** start of DATA LISTING **
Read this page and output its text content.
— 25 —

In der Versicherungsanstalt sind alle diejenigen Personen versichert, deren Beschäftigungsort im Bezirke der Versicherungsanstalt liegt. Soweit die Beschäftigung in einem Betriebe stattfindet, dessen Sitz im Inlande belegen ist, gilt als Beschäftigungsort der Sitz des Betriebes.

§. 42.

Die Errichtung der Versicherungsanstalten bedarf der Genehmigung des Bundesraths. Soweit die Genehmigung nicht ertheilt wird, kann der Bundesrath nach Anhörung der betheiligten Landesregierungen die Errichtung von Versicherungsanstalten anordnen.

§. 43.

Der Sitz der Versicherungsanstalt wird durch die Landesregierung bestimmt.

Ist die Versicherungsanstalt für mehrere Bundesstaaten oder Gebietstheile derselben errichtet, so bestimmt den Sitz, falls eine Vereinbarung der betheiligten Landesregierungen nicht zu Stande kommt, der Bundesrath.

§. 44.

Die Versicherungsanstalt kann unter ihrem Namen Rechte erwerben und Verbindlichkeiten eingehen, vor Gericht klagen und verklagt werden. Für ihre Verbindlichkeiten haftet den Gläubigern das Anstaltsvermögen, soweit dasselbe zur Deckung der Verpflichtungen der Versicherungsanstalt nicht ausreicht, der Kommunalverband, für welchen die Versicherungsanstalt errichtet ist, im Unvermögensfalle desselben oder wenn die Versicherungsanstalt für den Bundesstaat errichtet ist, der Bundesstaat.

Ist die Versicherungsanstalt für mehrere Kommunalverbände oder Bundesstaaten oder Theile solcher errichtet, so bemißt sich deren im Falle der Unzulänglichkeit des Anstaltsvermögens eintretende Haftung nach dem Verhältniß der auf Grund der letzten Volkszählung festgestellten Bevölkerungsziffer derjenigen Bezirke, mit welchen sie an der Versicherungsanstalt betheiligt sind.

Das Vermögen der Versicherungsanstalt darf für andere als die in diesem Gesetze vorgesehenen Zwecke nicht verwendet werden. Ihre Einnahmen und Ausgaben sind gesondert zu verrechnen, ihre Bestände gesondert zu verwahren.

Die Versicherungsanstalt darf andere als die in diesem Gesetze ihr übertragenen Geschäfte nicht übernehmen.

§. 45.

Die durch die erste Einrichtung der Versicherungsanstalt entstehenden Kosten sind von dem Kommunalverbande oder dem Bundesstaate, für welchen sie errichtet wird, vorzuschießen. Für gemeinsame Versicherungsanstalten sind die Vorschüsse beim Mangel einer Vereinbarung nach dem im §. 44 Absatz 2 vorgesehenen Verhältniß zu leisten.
** end of DATA LISTING **
THE TASK
From the listing above, extract every line exactly as it stands.

EXERCISE OUTPUT
Read this page and output its text content.
— 25 —

In der Versicherungsanstalt sind alle diejenigen Personen versichert, deren Beschäftigungsort im Bezirke der Versicherungsanstalt liegt. Soweit die Beschäftigung in einem Betriebe stattfindet, dessen Sitz im Inlande belegen ist, gilt als Beschäftigungsort der Sitz des Betriebes.

§. 42.

Die Errichtung der Versicherungsanstalten bedarf der Genehmigung des Bundesraths. Soweit die Genehmigung nicht ertheilt wird, kann der Bundesrath nach Anhörung der betheiligten Landesregierungen die Errichtung von Versicherungsanstalten anordnen.

§. 43.

Der Sitz der Versicherungsanstalt wird durch die Landesregierung bestimmt.

Ist die Versicherungsanstalt für mehrere Bundesstaaten oder Gebietstheile derselben errichtet, so bestimmt den Sitz, falls eine Vereinbarung der betheiligten Landesregierungen nicht zu Stande kommt, der Bundesrath.

§. 44.

Die Versicherungsanstalt kann unter ihrem Namen Rechte erwerben und Verbindlichkeiten eingehen, vor Gericht klagen und verklagt werden. Für ihre Verbindlichkeiten haftet den Gläubigern das Anstaltsvermögen, soweit dasselbe zur Deckung der Verpflichtungen der Versicherungsanstalt nicht ausreicht, der Kommunalverband, für welchen die Versicherungsanstalt errichtet ist, im Unvermögensfalle desselben oder wenn die Versicherungsanstalt für den Bundesstaat errichtet ist, der Bundesstaat.

Ist die Versicherungsanstalt für mehrere Kommunalverbände oder Bundesstaaten oder Theile solcher errichtet, so bemißt sich deren im Falle der Unzulänglichkeit des Anstaltsvermögens eintretende Haftung nach dem Verhältniß der auf Grund der letzten Volkszählung festgestellten Bevölkerungsziffer derjenigen Bezirke, mit welchen sie an der Versicherungsanstalt betheiligt sind.

Das Vermögen der Versicherungsanstalt darf für andere als die in diesem Gesetze vorgesehenen Zwecke nicht verwendet werden. Ihre Einnahmen und Ausgaben sind gesondert zu verrechnen, ihre Bestände gesondert zu verwahren.

Die Versicherungsanstalt darf andere als die in diesem Gesetze ihr übertragenen Geschäfte nicht übernehmen.

§. 45.

Die durch die erste Einrichtung der Versicherungsanstalt entstehenden Kosten sind von dem Kommunalverbande oder dem Bundesstaate, für welchen sie errichtet wird, vorzuschießen. Für gemeinsame Versicherungsanstalten sind die Vorschüsse beim Mangel einer Vereinbarung nach dem im §. 44 Absatz 2 vorgesehenen Verhältniß zu leisten.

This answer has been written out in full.